WRITTEN REQUEST: Read through the records below and copy each line that uses the word "John".

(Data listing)
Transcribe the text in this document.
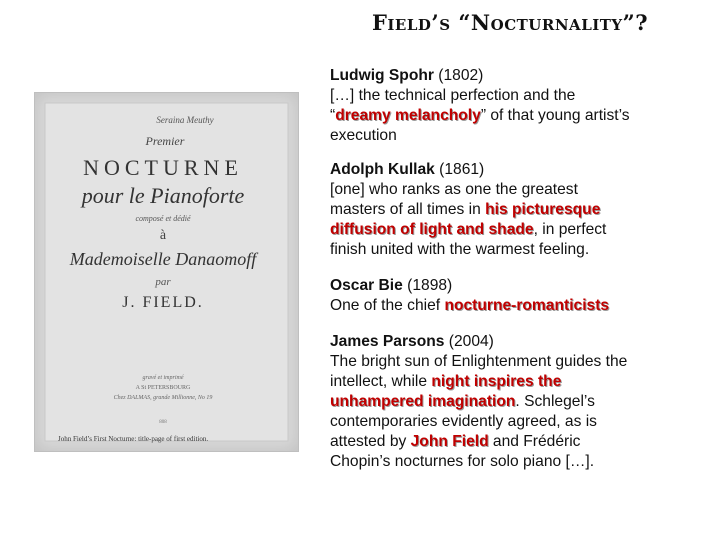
Field’s “Nocturnality”?
Seraina Meuthy
Premier
NOCTURNE
pour le Pianoforte
composé et dédié
à
Mademoiselle Danaomoff
par
J. FIELD.
gravé et imprimé
A St PETERSBOURG
Chez DALMAS, grande Millionne, No 19
808
John Field’s First Nocturne: title-page of first edition.
Ludwig Spohr (1802)
[…] the technical perfection and the
“dreamy melancholy” of that young artist’s
execution
Adolph Kullak (1861)
[one] who ranks as one the greatest
masters of all times in his picturesque
diffusion of light and shade, in perfect
finish united with the warmest feeling.
Oscar Bie (1898)
One of the chief nocturne-romanticists
James Parsons (2004)
The bright sun of Enlightenment guides the
intellect, while night inspires the
unhampered imagination. Schlegel’s
contemporaries evidently agreed, as is
attested by John Field and Frédéric
Chopin’s nocturnes for solo piano […].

SOLUTION:
John Field’s First Nocturne: title-page of first edition.
attested by John Field and Frédéric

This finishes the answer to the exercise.